## Start
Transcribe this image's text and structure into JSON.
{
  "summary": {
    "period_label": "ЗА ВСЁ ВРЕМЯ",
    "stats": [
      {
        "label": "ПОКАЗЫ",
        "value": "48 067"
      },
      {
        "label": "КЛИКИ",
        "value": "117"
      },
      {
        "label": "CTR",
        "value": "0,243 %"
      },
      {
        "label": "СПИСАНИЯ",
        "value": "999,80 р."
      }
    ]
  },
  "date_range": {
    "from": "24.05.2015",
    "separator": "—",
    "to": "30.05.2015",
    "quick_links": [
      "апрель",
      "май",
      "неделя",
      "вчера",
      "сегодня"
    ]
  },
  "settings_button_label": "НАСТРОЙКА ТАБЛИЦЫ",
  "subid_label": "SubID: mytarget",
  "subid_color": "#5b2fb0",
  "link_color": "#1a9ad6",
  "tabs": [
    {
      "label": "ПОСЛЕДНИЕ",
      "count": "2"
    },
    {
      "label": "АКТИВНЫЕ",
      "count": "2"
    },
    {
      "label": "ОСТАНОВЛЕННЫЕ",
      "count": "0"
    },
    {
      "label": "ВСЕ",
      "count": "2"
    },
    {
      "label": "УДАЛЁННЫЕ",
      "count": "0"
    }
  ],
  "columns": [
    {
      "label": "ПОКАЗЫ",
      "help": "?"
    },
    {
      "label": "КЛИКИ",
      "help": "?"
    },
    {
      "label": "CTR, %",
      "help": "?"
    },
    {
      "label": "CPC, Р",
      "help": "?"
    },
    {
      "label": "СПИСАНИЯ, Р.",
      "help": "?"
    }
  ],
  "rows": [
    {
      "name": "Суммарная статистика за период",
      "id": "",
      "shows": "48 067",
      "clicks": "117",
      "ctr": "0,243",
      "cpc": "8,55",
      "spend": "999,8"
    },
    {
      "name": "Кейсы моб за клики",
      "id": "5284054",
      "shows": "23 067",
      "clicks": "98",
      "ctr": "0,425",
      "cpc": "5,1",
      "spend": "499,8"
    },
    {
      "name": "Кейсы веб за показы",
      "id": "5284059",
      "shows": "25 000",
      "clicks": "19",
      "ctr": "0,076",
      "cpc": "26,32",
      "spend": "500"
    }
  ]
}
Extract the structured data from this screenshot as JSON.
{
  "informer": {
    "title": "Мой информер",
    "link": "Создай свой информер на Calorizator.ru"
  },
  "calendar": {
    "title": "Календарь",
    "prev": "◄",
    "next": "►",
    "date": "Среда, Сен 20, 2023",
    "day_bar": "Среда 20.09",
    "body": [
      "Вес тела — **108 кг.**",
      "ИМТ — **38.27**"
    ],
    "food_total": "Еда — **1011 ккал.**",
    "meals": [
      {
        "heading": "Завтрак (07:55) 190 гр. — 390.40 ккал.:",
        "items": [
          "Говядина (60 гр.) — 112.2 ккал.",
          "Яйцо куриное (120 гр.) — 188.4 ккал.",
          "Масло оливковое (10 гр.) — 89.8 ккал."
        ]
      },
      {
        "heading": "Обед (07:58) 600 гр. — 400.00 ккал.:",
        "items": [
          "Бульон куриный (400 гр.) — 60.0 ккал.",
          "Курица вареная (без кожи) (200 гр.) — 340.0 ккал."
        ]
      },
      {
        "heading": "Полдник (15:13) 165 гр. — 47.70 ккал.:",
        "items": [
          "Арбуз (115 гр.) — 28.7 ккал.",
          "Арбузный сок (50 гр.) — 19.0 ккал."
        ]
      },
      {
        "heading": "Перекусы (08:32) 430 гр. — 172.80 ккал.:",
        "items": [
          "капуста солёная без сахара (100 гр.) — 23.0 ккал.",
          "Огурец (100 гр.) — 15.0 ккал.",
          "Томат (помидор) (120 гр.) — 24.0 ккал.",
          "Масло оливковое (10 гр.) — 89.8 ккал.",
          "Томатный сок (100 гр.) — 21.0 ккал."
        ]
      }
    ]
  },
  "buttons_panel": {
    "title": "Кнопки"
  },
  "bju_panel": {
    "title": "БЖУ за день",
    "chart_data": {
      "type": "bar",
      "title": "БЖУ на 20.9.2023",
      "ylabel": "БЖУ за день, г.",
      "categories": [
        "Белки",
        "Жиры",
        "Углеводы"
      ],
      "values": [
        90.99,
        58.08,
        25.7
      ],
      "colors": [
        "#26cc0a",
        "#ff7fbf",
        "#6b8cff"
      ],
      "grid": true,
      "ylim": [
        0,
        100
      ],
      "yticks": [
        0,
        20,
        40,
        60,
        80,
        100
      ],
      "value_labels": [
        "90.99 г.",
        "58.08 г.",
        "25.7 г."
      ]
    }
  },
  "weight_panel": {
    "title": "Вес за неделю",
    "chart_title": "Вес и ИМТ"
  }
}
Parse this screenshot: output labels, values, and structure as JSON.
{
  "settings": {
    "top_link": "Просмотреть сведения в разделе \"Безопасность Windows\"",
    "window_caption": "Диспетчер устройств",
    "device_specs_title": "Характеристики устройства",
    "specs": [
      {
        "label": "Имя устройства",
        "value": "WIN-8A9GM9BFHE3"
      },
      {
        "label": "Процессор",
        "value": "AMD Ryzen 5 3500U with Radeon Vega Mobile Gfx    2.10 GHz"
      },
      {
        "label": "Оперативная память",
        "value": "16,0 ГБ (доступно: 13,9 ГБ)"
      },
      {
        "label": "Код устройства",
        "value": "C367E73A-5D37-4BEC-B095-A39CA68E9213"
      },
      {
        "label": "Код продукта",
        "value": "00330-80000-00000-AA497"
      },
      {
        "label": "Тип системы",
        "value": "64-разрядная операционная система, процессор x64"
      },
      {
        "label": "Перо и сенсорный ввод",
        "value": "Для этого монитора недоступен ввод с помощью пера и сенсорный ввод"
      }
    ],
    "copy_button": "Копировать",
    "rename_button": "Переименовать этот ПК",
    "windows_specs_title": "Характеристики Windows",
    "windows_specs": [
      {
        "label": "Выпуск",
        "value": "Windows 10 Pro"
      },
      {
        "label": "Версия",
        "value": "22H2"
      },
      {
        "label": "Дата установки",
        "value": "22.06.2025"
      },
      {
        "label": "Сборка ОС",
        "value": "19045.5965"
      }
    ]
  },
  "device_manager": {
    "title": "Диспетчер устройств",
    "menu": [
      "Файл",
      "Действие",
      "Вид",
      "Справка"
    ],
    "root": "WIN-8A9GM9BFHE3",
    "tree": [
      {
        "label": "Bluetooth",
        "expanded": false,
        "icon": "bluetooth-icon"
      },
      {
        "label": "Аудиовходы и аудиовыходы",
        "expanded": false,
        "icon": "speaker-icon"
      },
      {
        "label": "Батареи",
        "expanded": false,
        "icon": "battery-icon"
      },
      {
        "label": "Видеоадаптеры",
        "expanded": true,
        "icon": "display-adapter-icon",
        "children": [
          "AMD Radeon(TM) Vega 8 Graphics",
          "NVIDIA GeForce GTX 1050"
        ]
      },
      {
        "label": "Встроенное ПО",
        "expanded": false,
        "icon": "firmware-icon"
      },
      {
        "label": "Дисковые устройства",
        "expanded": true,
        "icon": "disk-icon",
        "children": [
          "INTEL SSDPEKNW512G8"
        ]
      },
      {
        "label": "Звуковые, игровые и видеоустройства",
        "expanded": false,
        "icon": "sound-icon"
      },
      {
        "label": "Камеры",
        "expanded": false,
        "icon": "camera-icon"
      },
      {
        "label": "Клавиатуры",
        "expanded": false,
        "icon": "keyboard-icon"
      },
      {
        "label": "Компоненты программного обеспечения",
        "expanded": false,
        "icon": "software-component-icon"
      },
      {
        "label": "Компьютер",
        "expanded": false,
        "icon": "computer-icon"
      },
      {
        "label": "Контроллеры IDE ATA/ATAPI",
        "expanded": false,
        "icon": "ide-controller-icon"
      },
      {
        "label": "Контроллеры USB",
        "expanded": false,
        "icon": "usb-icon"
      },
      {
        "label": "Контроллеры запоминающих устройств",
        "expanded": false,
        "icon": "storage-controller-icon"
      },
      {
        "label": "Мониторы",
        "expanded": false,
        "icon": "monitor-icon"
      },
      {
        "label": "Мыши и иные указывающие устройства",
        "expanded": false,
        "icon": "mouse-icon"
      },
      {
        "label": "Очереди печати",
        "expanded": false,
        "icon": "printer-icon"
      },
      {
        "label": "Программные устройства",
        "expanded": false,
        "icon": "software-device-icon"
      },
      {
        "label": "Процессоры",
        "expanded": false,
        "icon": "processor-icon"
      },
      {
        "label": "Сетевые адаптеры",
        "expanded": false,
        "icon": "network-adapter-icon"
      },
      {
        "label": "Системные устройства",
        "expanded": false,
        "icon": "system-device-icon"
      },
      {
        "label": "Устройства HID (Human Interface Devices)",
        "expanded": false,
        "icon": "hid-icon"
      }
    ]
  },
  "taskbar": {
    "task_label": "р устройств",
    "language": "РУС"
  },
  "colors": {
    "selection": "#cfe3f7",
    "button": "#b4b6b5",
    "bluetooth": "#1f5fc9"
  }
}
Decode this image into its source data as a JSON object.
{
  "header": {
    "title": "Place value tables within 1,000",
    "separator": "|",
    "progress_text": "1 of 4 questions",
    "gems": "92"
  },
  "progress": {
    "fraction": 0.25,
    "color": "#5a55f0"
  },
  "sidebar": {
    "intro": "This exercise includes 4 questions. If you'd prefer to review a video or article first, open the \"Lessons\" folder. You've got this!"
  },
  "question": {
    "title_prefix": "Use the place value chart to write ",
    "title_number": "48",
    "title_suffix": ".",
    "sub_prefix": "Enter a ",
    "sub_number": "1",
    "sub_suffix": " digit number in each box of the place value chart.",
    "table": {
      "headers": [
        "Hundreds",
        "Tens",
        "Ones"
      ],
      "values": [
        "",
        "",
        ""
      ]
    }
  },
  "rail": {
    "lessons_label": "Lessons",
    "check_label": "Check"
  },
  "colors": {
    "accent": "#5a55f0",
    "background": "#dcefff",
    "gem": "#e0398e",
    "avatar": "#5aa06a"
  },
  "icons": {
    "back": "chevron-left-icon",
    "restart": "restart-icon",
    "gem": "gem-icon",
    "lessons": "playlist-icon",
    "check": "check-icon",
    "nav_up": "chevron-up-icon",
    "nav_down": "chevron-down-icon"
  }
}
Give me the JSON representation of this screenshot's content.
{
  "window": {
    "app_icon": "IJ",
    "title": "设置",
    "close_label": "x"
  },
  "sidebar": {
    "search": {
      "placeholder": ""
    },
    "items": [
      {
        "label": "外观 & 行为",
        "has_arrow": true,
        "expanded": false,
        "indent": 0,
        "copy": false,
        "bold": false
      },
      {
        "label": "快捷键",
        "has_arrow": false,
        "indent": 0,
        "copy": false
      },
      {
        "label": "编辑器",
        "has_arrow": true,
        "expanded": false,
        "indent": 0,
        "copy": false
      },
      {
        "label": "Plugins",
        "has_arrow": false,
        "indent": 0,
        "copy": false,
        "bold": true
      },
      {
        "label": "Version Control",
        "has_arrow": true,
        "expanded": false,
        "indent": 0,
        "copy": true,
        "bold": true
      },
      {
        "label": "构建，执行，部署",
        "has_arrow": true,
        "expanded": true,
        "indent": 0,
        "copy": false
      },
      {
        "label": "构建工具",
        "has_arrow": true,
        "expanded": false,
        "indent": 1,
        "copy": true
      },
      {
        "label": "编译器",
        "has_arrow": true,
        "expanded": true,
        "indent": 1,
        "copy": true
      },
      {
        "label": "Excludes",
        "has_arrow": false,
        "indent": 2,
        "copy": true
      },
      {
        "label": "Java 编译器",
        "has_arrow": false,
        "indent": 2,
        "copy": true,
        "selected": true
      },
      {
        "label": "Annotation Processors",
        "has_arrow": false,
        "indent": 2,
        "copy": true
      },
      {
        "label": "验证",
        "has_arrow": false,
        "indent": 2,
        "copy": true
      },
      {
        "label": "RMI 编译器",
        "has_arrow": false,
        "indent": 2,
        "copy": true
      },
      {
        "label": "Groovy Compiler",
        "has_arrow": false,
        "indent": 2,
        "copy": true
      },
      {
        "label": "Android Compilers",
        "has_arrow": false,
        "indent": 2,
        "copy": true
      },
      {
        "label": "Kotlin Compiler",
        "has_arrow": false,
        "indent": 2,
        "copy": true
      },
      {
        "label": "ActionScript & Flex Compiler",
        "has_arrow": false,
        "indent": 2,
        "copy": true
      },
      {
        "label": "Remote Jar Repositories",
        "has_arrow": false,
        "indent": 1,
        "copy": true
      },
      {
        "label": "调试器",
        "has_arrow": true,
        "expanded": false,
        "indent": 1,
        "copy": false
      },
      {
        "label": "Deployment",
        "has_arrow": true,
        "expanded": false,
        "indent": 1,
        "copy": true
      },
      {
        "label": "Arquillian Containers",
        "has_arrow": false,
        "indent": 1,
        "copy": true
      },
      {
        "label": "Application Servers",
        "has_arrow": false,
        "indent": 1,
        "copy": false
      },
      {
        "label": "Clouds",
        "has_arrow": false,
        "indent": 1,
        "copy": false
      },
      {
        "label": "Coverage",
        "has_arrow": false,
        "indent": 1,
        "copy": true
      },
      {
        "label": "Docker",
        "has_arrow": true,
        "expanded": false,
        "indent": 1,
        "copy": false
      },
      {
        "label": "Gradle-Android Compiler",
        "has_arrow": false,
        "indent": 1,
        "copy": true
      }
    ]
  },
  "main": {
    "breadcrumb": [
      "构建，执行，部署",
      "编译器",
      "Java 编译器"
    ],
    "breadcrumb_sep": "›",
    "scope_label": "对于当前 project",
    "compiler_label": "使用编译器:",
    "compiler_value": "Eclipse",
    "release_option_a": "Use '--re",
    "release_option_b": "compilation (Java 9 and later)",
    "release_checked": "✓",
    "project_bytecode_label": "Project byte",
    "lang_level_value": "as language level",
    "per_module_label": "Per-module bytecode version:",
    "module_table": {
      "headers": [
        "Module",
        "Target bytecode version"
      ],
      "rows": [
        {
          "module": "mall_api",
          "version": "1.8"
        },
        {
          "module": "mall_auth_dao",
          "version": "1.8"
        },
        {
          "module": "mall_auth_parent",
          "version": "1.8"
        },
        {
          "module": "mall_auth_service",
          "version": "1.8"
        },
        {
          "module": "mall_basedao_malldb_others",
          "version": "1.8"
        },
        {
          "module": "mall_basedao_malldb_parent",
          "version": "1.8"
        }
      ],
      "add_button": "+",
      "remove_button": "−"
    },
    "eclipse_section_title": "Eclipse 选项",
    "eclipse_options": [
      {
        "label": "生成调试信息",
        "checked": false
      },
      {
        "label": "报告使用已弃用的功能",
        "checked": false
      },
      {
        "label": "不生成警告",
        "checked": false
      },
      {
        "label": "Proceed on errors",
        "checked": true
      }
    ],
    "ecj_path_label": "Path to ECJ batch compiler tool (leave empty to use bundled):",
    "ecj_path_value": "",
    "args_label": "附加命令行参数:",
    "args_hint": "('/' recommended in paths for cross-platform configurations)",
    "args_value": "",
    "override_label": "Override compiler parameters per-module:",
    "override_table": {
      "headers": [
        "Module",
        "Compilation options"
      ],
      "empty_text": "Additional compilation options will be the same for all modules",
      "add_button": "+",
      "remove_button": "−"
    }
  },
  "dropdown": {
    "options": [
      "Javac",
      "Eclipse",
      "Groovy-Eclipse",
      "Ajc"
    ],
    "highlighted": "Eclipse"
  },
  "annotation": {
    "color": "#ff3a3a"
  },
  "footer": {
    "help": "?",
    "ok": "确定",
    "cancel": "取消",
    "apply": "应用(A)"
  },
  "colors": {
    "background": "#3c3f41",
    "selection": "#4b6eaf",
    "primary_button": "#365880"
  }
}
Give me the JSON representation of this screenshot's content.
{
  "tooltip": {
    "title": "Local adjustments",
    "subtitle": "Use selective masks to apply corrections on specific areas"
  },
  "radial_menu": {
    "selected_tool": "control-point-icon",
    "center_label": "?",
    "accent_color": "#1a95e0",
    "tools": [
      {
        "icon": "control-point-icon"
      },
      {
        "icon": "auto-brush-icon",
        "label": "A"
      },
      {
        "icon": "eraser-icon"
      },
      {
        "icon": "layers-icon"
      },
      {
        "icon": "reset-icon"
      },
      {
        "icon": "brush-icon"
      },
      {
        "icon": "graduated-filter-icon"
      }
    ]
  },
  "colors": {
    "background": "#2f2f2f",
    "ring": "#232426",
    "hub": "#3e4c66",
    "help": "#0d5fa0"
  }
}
## End
> _TASK DIRECTIONS_:
In the entries above, locate every line with the word "информер" and copy it.

> _SOLUTION_:
    "title": "Мой информер",
    "link": "Создай свой информер на Calorizator.ru"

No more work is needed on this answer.